WHAT YOU WILL DO:
Below is a listing to transcribe in full and exactly; keep the pictures out.

[begin EXTRACTED DATA]

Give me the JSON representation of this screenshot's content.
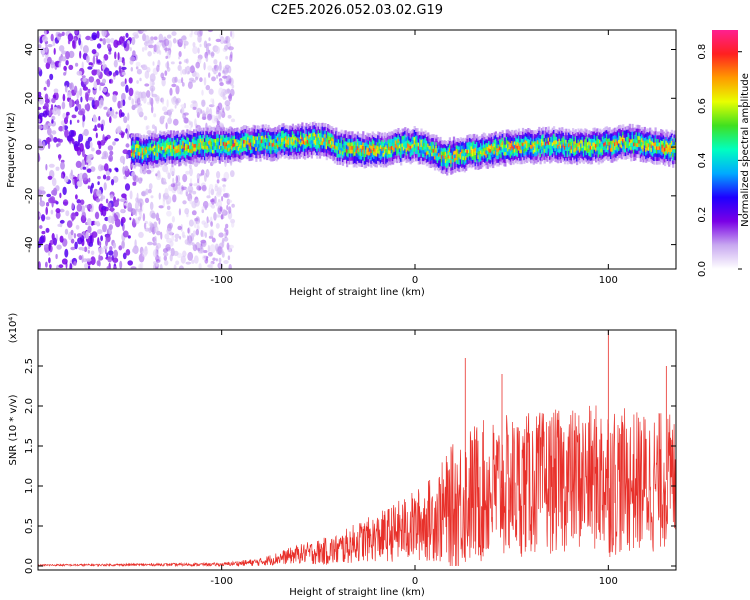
{
  "chart_data": [
    {
      "type": "heatmap",
      "title": "C2E5.2026.052.03.02.G19",
      "xlabel": "Height of straight line (km)",
      "ylabel": "Frequency (Hz)",
      "xlim": [
        -195,
        135
      ],
      "ylim": [
        -50,
        48
      ],
      "xticks": [
        -100,
        0,
        100
      ],
      "yticks": [
        -40,
        -20,
        0,
        20,
        40
      ],
      "colorbar": {
        "label": "Normalized spectral amplitude",
        "range": [
          0.0,
          0.88
        ],
        "ticks": [
          "0.0",
          "0.2",
          "0.4",
          "0.6",
          "0.8"
        ],
        "stops": [
          "#ffffff",
          "#c8a8f0",
          "#7a00e6",
          "#1e00ff",
          "#00aaff",
          "#00ffc0",
          "#40e020",
          "#e8ff00",
          "#ff9a00",
          "#ff2020",
          "#ff2090"
        ]
      },
      "track": [
        {
          "x": -145,
          "f": -2
        },
        {
          "x": -120,
          "f": 0
        },
        {
          "x": -95,
          "f": 1
        },
        {
          "x": -70,
          "f": 2
        },
        {
          "x": -50,
          "f": 3
        },
        {
          "x": -35,
          "f": -1
        },
        {
          "x": -20,
          "f": -1
        },
        {
          "x": 0,
          "f": 1
        },
        {
          "x": 15,
          "f": -4
        },
        {
          "x": 30,
          "f": -2
        },
        {
          "x": 50,
          "f": 0
        },
        {
          "x": 70,
          "f": 1
        },
        {
          "x": 90,
          "f": 0
        },
        {
          "x": 110,
          "f": 2
        },
        {
          "x": 135,
          "f": -1
        }
      ],
      "noise_region": {
        "x_from": -195,
        "x_to": -100
      }
    },
    {
      "type": "line",
      "title": "",
      "xlabel": "Height of straight line (km)",
      "ylabel": "SNR (10 * v/v)",
      "multiplier": "(x10⁴)",
      "xlim": [
        -195,
        135
      ],
      "ylim": [
        -0.05,
        2.95
      ],
      "xticks": [
        -100,
        0,
        100
      ],
      "yticks": [
        "0.0",
        "0.5",
        "1.0",
        "1.5",
        "2.0",
        "2.5"
      ],
      "series": [
        {
          "name": "SNR",
          "color": "#e8302a",
          "envelope": {
            "x": [
              -195,
              -100,
              -80,
              -60,
              -40,
              -30,
              -20,
              0,
              10,
              20,
              30,
              50,
              70,
              90,
              100,
              110,
              125,
              135
            ],
            "base": [
              0.01,
              0.02,
              0.05,
              0.15,
              0.2,
              0.3,
              0.35,
              0.5,
              0.6,
              0.75,
              0.9,
              1.0,
              1.05,
              1.1,
              1.1,
              1.05,
              1.05,
              1.1
            ],
            "amp": [
              0.01,
              0.02,
              0.05,
              0.12,
              0.2,
              0.25,
              0.3,
              0.45,
              0.55,
              0.8,
              0.9,
              0.9,
              0.9,
              0.9,
              1.0,
              0.9,
              0.9,
              0.8
            ]
          },
          "peaks": [
            {
              "x": 26,
              "y": 2.6
            },
            {
              "x": 45,
              "y": 2.4
            },
            {
              "x": 100,
              "y": 2.95
            },
            {
              "x": 130,
              "y": 2.5
            }
          ]
        }
      ]
    }
  ]
}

[end EXTRACTED DATA]

EXERCISE ANSWER:
Give me the JSON representation of this screenshot's content.
{
  "chart_data": [
    {
      "type": "heatmap",
      "title": "C2E5.2026.052.03.02.G19",
      "xlabel": "Height of straight line (km)",
      "ylabel": "Frequency (Hz)",
      "xlim": [
        -195,
        135
      ],
      "ylim": [
        -50,
        48
      ],
      "xticks": [
        -100,
        0,
        100
      ],
      "yticks": [
        -40,
        -20,
        0,
        20,
        40
      ],
      "colorbar": {
        "label": "Normalized spectral amplitude",
        "range": [
          0.0,
          0.88
        ],
        "ticks": [
          "0.0",
          "0.2",
          "0.4",
          "0.6",
          "0.8"
        ],
        "stops": [
          "#ffffff",
          "#c8a8f0",
          "#7a00e6",
          "#1e00ff",
          "#00aaff",
          "#00ffc0",
          "#40e020",
          "#e8ff00",
          "#ff9a00",
          "#ff2020",
          "#ff2090"
        ]
      },
      "track": [
        {
          "x": -145,
          "f": -2
        },
        {
          "x": -120,
          "f": 0
        },
        {
          "x": -95,
          "f": 1
        },
        {
          "x": -70,
          "f": 2
        },
        {
          "x": -50,
          "f": 3
        },
        {
          "x": -35,
          "f": -1
        },
        {
          "x": -20,
          "f": -1
        },
        {
          "x": 0,
          "f": 1
        },
        {
          "x": 15,
          "f": -4
        },
        {
          "x": 30,
          "f": -2
        },
        {
          "x": 50,
          "f": 0
        },
        {
          "x": 70,
          "f": 1
        },
        {
          "x": 90,
          "f": 0
        },
        {
          "x": 110,
          "f": 2
        },
        {
          "x": 135,
          "f": -1
        }
      ],
      "noise_region": {
        "x_from": -195,
        "x_to": -100
      }
    },
    {
      "type": "line",
      "title": "",
      "xlabel": "Height of straight line (km)",
      "ylabel": "SNR (10 * v/v)",
      "multiplier": "(x10⁴)",
      "xlim": [
        -195,
        135
      ],
      "ylim": [
        -0.05,
        2.95
      ],
      "xticks": [
        -100,
        0,
        100
      ],
      "yticks": [
        "0.0",
        "0.5",
        "1.0",
        "1.5",
        "2.0",
        "2.5"
      ],
      "series": [
        {
          "name": "SNR",
          "color": "#e8302a",
          "envelope": {
            "x": [
              -195,
              -100,
              -80,
              -60,
              -40,
              -30,
              -20,
              0,
              10,
              20,
              30,
              50,
              70,
              90,
              100,
              110,
              125,
              135
            ],
            "base": [
              0.01,
              0.02,
              0.05,
              0.15,
              0.2,
              0.3,
              0.35,
              0.5,
              0.6,
              0.75,
              0.9,
              1.0,
              1.05,
              1.1,
              1.1,
              1.05,
              1.05,
              1.1
            ],
            "amp": [
              0.01,
              0.02,
              0.05,
              0.12,
              0.2,
              0.25,
              0.3,
              0.45,
              0.55,
              0.8,
              0.9,
              0.9,
              0.9,
              0.9,
              1.0,
              0.9,
              0.9,
              0.8
            ]
          },
          "peaks": [
            {
              "x": 26,
              "y": 2.6
            },
            {
              "x": 45,
              "y": 2.4
            },
            {
              "x": 100,
              "y": 2.95
            },
            {
              "x": 130,
              "y": 2.5
            }
          ]
        }
      ]
    }
  ]
}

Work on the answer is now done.